>> START DATA LISTING

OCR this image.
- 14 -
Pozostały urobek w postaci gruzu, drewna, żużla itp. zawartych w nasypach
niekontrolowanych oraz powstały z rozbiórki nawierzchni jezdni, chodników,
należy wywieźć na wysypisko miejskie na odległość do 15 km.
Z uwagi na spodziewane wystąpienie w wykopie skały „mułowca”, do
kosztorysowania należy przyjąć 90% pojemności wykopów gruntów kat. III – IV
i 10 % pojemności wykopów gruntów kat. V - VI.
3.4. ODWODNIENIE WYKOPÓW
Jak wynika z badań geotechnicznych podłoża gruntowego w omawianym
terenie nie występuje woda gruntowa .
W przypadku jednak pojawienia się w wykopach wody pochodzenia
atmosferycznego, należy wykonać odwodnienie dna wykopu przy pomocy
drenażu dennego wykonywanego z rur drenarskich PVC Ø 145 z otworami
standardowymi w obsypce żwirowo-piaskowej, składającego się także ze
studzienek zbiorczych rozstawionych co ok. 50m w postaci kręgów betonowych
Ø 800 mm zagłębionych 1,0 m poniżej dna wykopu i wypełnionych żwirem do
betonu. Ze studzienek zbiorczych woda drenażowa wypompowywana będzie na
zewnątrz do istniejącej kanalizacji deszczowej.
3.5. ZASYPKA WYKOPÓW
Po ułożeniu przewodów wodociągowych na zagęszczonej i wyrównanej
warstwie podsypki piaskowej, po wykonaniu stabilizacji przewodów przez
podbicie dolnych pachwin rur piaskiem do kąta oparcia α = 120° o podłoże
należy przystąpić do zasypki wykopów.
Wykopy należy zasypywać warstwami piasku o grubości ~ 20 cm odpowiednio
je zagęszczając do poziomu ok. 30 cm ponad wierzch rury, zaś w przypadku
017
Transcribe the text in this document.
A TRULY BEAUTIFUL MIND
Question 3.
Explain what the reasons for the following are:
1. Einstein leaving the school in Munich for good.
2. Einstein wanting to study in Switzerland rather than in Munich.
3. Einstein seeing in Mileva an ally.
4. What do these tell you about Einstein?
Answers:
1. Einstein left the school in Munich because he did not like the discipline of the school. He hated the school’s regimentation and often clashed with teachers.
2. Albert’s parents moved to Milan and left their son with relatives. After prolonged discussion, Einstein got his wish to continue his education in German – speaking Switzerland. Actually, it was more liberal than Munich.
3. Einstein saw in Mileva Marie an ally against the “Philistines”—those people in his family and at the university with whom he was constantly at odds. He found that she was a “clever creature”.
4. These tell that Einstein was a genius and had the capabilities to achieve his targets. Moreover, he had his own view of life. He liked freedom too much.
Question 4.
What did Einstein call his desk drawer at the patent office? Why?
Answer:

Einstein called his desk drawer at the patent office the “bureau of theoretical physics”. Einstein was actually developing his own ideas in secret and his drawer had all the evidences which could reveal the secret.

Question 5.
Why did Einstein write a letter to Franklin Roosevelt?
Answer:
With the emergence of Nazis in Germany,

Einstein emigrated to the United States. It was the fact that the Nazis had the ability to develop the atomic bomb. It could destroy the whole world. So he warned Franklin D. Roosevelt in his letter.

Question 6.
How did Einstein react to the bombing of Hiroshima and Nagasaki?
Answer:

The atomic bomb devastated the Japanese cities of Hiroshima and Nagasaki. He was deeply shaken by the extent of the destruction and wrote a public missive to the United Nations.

>> END DATA LISTING

YOUR OBJECTIVE →
Your task is to quote the listing above word for word.

WRITTEN SOLUTION →
OCR this image.
- 14 -
Pozostały urobek w postaci gruzu, drewna, żużla itp. zawartych w nasypach
niekontrolowanych oraz powstały z rozbiórki nawierzchni jezdni, chodników,
należy wywieźć na wysypisko miejskie na odległość do 15 km.
Z uwagi na spodziewane wystąpienie w wykopie skały „mułowca”, do
kosztorysowania należy przyjąć 90% pojemności wykopów gruntów kat. III – IV
i 10 % pojemności wykopów gruntów kat. V - VI.
3.4. ODWODNIENIE WYKOPÓW
Jak wynika z badań geotechnicznych podłoża gruntowego w omawianym
terenie nie występuje woda gruntowa .
W przypadku jednak pojawienia się w wykopach wody pochodzenia
atmosferycznego, należy wykonać odwodnienie dna wykopu przy pomocy
drenażu dennego wykonywanego z rur drenarskich PVC Ø 145 z otworami
standardowymi w obsypce żwirowo-piaskowej, składającego się także ze
studzienek zbiorczych rozstawionych co ok. 50m w postaci kręgów betonowych
Ø 800 mm zagłębionych 1,0 m poniżej dna wykopu i wypełnionych żwirem do
betonu. Ze studzienek zbiorczych woda drenażowa wypompowywana będzie na
zewnątrz do istniejącej kanalizacji deszczowej.
3.5. ZASYPKA WYKOPÓW
Po ułożeniu przewodów wodociągowych na zagęszczonej i wyrównanej
warstwie podsypki piaskowej, po wykonaniu stabilizacji przewodów przez
podbicie dolnych pachwin rur piaskiem do kąta oparcia α = 120° o podłoże
należy przystąpić do zasypki wykopów.
Wykopy należy zasypywać warstwami piasku o grubości ~ 20 cm odpowiednio
je zagęszczając do poziomu ok. 30 cm ponad wierzch rury, zaś w przypadku
017
Transcribe the text in this document.
A TRULY BEAUTIFUL MIND
Question 3.
Explain what the reasons for the following are:
1. Einstein leaving the school in Munich for good.
2. Einstein wanting to study in Switzerland rather than in Munich.
3. Einstein seeing in Mileva an ally.
4. What do these tell you about Einstein?
Answers:
1. Einstein left the school in Munich because he did not like the discipline of the school. He hated the school’s regimentation and often clashed with teachers.
2. Albert’s parents moved to Milan and left their son with relatives. After prolonged discussion, Einstein got his wish to continue his education in German – speaking Switzerland. Actually, it was more liberal than Munich.
3. Einstein saw in Mileva Marie an ally against the “Philistines”—those people in his family and at the university with whom he was constantly at odds. He found that she was a “clever creature”.
4. These tell that Einstein was a genius and had the capabilities to achieve his targets. Moreover, he had his own view of life. He liked freedom too much.
Question 4.
What did Einstein call his desk drawer at the patent office? Why?
Answer:

Einstein called his desk drawer at the patent office the “bureau of theoretical physics”. Einstein was actually developing his own ideas in secret and his drawer had all the evidences which could reveal the secret.

Question 5.
Why did Einstein write a letter to Franklin Roosevelt?
Answer:
With the emergence of Nazis in Germany,

Einstein emigrated to the United States. It was the fact that the Nazis had the ability to develop the atomic bomb. It could destroy the whole world. So he warned Franklin D. Roosevelt in his letter.

Question 6.
How did Einstein react to the bombing of Hiroshima and Nagasaki?
Answer:

The atomic bomb devastated the Japanese cities of Hiroshima and Nagasaki. He was deeply shaken by the extent of the destruction and wrote a public missive to the United Nations.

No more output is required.